Directions for this task »
Every line with the string "Issued" should be gathered.

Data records

Start

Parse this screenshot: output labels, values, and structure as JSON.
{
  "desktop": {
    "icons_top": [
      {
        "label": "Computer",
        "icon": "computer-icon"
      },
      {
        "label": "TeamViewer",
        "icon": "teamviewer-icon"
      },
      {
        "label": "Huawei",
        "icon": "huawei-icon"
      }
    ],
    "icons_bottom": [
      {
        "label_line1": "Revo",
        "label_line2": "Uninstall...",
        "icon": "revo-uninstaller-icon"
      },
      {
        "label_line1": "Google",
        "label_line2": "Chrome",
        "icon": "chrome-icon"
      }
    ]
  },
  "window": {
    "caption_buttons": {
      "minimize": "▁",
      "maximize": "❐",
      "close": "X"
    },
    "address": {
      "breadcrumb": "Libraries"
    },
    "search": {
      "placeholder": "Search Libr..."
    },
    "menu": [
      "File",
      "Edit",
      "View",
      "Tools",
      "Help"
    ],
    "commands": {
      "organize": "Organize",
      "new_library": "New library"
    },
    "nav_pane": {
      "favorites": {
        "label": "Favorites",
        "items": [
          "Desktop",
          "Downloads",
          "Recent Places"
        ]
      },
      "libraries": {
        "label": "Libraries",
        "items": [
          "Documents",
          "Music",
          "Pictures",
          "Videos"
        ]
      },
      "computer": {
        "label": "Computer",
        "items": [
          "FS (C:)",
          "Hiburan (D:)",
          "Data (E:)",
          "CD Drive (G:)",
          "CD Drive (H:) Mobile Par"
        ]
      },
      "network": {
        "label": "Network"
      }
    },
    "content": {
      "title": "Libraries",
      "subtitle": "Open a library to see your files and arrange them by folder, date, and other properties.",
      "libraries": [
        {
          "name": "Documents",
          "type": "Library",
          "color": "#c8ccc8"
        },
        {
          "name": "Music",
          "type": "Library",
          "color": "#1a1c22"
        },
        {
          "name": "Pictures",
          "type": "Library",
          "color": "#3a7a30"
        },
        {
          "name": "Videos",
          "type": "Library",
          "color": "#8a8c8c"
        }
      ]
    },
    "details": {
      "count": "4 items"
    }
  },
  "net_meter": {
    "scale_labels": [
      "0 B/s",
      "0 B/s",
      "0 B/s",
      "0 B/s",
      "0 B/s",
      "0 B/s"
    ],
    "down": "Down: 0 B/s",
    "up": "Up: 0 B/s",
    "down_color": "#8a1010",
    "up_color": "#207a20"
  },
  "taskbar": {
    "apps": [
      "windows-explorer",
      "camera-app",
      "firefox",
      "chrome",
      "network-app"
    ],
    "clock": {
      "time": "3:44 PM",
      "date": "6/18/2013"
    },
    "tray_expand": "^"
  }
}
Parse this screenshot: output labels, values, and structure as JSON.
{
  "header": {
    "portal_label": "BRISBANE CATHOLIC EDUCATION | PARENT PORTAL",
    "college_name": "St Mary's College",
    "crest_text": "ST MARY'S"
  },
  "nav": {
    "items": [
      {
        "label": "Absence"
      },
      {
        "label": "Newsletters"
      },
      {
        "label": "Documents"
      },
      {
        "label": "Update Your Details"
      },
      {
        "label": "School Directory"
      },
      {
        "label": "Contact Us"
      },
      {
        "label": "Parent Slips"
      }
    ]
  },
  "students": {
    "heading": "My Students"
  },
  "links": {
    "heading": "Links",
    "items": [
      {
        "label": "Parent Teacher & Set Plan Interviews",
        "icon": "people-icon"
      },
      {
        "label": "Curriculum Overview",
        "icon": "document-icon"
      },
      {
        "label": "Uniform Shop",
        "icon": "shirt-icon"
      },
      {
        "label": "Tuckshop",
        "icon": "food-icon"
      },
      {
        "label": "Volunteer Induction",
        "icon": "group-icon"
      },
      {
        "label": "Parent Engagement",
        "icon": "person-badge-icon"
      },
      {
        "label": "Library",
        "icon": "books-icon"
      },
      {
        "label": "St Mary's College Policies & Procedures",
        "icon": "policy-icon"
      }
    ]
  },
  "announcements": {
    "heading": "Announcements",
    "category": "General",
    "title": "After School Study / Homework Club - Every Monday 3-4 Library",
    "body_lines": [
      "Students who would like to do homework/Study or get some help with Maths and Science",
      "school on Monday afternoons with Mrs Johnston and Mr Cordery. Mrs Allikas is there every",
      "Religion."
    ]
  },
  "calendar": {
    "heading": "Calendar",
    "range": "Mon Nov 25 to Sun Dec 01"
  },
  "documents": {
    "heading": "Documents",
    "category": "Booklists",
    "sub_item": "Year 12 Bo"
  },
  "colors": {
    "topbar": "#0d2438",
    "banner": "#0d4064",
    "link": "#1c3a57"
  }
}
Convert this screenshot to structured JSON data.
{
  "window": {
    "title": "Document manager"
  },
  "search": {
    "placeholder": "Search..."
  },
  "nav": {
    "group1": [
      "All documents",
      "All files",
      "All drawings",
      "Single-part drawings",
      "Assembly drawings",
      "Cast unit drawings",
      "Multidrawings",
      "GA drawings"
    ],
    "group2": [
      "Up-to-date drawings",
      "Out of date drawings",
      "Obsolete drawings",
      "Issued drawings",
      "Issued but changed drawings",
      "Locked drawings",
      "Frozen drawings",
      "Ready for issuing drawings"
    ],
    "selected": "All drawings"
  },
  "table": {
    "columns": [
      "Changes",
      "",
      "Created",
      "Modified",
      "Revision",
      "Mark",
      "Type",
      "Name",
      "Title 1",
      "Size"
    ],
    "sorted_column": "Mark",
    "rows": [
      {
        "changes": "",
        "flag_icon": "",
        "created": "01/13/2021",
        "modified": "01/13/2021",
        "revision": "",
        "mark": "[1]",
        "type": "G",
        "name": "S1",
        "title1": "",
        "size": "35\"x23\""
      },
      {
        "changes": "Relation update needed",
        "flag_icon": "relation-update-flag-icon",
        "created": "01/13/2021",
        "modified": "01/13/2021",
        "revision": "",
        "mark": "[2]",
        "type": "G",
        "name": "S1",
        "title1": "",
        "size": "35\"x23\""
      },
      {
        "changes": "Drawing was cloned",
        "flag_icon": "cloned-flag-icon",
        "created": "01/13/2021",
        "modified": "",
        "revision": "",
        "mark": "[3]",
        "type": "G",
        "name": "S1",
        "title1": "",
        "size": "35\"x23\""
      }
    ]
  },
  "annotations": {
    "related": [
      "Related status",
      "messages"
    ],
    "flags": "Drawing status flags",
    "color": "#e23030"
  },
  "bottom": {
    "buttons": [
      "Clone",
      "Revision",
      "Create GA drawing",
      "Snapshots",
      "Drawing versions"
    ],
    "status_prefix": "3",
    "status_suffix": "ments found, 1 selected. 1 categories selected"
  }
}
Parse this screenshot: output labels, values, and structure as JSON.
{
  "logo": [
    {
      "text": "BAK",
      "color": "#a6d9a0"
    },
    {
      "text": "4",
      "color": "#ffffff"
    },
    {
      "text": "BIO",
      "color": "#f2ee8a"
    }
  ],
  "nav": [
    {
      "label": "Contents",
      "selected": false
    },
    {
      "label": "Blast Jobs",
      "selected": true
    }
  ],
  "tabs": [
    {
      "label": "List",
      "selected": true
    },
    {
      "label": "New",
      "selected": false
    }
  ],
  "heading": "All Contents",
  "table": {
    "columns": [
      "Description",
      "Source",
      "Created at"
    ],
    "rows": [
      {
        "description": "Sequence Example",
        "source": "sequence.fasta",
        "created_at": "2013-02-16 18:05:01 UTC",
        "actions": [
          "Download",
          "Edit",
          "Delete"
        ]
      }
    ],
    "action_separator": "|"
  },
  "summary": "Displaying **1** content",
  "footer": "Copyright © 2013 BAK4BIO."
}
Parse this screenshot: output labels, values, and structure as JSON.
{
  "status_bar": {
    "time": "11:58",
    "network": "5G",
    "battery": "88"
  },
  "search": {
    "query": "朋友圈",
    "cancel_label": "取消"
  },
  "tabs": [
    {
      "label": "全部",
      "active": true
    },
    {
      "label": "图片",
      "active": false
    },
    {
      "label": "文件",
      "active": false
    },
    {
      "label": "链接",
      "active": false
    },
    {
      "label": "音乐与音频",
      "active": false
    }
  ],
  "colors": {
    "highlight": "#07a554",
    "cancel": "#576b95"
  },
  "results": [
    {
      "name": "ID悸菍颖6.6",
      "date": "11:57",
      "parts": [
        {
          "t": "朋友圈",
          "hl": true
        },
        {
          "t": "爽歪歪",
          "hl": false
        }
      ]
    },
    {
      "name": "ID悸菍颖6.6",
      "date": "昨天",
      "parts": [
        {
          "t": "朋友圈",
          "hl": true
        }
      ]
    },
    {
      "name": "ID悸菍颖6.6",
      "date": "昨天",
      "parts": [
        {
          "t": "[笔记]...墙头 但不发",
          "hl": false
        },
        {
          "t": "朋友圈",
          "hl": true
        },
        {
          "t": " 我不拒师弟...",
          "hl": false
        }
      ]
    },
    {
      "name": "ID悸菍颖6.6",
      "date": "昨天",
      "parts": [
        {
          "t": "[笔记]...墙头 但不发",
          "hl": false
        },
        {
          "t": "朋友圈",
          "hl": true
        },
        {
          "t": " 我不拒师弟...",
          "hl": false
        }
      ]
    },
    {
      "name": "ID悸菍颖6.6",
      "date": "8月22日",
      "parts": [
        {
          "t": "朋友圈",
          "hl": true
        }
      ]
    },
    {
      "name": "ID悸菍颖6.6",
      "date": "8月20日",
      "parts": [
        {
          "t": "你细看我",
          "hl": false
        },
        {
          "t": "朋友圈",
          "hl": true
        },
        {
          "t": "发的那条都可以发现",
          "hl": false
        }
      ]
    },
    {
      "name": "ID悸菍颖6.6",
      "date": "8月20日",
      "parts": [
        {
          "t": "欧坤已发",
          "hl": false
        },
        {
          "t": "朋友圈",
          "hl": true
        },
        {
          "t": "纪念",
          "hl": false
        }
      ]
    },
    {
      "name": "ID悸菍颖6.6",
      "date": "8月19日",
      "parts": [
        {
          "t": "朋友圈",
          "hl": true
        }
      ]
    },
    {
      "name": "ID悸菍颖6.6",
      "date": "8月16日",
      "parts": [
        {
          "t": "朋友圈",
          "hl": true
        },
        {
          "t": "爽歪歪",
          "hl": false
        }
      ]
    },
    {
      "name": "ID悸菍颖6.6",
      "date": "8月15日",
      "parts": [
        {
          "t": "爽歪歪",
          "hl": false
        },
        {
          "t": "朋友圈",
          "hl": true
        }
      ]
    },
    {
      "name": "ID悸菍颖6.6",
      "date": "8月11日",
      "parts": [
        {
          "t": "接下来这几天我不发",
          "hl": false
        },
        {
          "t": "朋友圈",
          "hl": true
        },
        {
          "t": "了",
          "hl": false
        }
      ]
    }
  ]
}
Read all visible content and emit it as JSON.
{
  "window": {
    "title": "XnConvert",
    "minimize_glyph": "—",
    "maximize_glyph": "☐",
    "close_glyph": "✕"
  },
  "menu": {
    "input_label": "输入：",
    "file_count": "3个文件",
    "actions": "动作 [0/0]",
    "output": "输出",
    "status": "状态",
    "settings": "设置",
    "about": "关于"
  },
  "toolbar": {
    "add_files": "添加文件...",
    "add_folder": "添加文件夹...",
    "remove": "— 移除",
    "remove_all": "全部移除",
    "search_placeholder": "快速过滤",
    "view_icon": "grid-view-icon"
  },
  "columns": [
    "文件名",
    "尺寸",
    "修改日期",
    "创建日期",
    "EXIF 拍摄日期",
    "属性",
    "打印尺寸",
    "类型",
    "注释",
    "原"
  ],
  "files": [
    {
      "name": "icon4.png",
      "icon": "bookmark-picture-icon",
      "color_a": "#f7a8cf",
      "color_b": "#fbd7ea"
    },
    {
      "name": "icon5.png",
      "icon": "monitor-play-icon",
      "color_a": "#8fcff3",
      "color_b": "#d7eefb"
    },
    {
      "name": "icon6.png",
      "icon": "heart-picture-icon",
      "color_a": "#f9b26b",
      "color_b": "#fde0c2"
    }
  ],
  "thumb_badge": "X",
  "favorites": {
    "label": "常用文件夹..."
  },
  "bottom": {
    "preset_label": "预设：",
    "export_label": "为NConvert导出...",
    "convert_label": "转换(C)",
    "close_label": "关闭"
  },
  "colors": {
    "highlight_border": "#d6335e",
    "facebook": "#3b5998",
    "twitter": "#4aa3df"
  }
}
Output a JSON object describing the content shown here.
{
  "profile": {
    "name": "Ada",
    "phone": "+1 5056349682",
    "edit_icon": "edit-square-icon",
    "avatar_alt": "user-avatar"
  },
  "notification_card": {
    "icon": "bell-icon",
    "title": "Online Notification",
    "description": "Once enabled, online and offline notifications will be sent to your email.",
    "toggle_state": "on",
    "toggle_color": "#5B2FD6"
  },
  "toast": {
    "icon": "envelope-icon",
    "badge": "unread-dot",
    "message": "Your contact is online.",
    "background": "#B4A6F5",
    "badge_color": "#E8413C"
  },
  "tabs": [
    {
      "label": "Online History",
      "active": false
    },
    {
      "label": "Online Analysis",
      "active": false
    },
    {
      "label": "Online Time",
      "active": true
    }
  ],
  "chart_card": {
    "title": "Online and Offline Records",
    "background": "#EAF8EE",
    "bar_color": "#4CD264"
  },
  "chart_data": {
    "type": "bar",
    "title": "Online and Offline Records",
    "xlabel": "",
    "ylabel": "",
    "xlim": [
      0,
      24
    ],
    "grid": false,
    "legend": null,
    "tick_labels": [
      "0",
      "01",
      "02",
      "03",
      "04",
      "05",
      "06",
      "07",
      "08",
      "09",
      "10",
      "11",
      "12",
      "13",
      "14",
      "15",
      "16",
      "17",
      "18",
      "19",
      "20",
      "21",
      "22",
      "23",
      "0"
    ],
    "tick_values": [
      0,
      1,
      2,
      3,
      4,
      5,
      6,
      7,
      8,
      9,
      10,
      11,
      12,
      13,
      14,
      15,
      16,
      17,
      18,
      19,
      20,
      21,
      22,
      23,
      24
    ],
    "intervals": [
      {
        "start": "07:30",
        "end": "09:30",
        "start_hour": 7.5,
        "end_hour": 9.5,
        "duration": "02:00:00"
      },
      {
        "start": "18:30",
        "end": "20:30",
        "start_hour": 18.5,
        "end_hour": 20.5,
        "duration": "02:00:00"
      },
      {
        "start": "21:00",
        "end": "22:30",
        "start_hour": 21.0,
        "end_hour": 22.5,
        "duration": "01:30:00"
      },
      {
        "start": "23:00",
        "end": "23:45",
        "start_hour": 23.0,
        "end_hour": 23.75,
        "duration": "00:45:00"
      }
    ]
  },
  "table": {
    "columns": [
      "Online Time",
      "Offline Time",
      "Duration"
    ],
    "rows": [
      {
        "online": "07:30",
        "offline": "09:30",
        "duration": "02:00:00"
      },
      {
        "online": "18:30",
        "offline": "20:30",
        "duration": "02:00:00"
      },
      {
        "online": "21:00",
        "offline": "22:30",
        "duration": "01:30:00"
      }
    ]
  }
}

End

Exercise result »
      "Issued drawings",
      "Issued but changed drawings",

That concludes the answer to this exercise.